**What is needed:** Reproduce the listing below word for word, with no pictures.

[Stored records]
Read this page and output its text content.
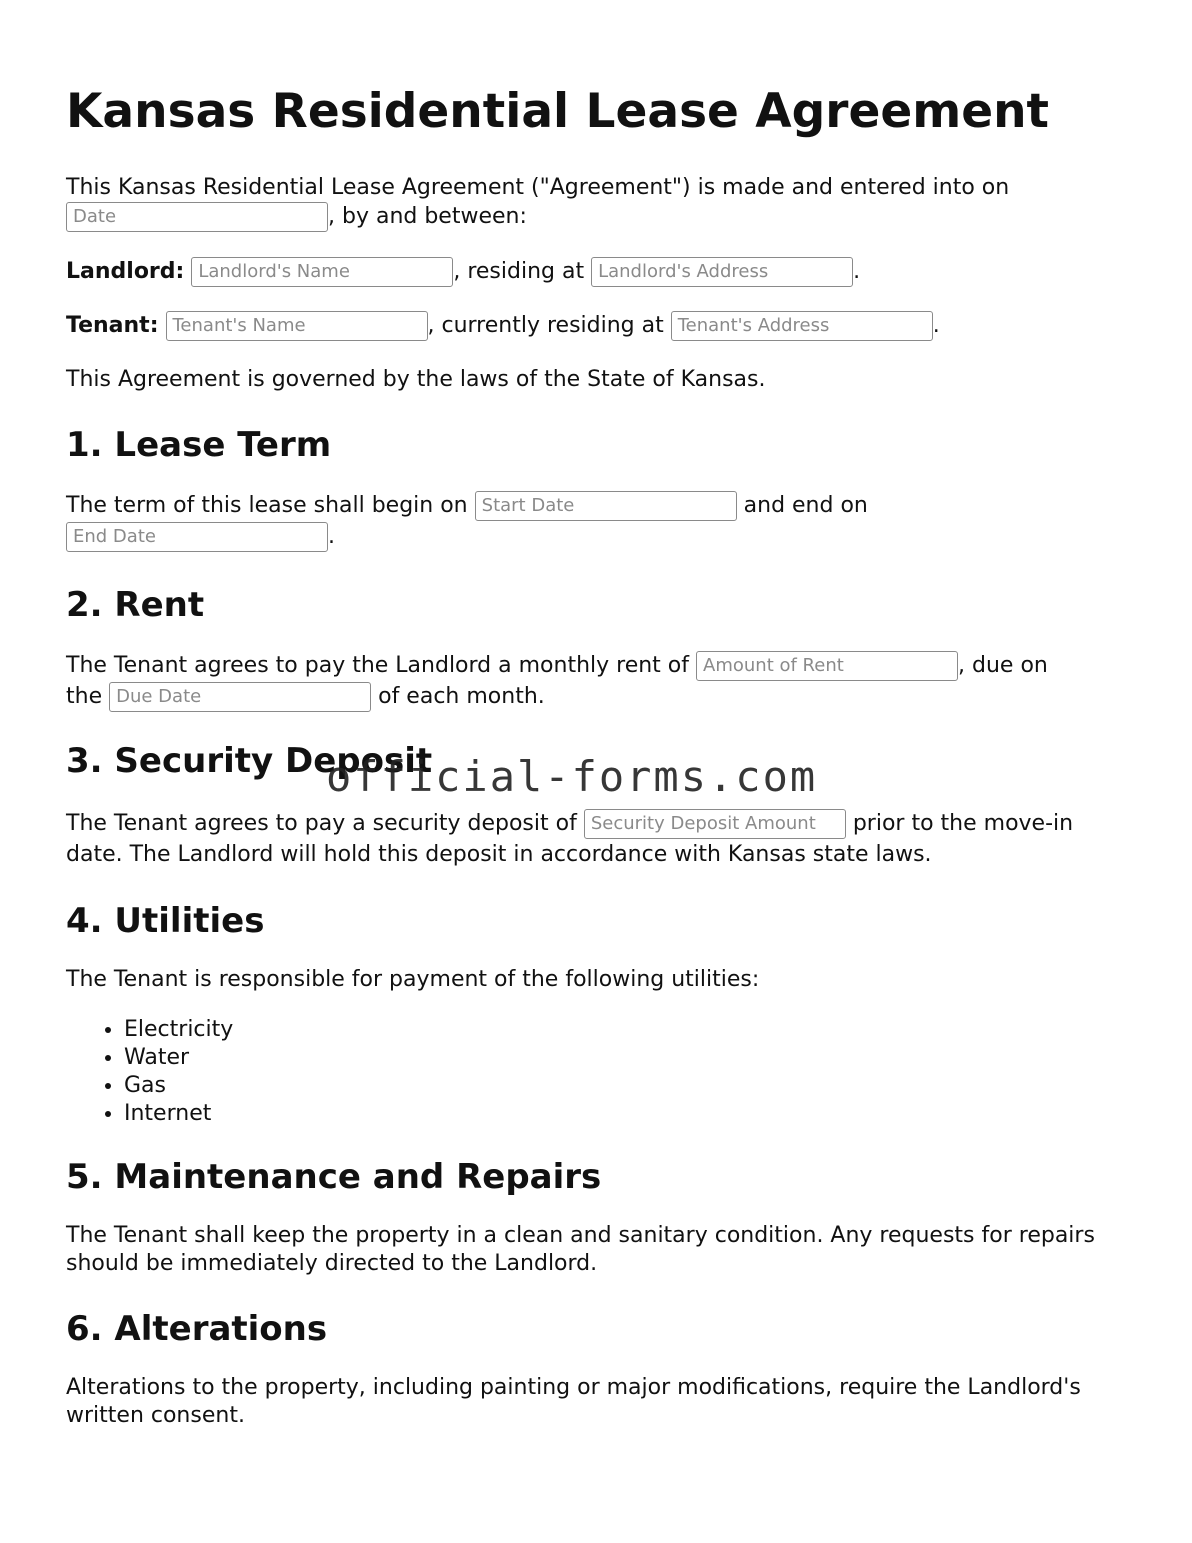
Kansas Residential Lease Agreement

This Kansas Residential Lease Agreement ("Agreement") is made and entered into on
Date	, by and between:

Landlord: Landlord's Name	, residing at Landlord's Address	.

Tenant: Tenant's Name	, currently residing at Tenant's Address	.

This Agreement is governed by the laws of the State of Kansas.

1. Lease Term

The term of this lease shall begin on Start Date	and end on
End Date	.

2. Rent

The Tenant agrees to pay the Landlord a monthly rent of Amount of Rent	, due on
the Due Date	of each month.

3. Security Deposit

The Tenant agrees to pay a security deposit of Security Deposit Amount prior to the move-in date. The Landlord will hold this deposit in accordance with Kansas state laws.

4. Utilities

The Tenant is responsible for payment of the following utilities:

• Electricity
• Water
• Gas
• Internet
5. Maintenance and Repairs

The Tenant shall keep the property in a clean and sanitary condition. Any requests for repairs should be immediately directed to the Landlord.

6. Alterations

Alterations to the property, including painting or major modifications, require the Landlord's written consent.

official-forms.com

**Task solution:**
Read this page and output its text content.
Kansas Residential Lease Agreement

This Kansas Residential Lease Agreement ("Agreement") is made and entered into on
Date	, by and between:

Landlord: Landlord's Name	, residing at Landlord's Address	.

Tenant: Tenant's Name	, currently residing at Tenant's Address	.

This Agreement is governed by the laws of the State of Kansas.

1. Lease Term

The term of this lease shall begin on Start Date	and end on
End Date	.

2. Rent

The Tenant agrees to pay the Landlord a monthly rent of Amount of Rent	, due on
the Due Date	of each month.

3. Security Deposit

The Tenant agrees to pay a security deposit of Security Deposit Amount prior to the move-in date. The Landlord will hold this deposit in accordance with Kansas state laws.

4. Utilities

The Tenant is responsible for payment of the following utilities:

• Electricity
• Water
• Gas
• Internet
5. Maintenance and Repairs

The Tenant shall keep the property in a clean and sanitary condition. Any requests for repairs should be immediately directed to the Landlord.

6. Alterations

Alterations to the property, including painting or major modifications, require the Landlord's written consent.

official-forms.com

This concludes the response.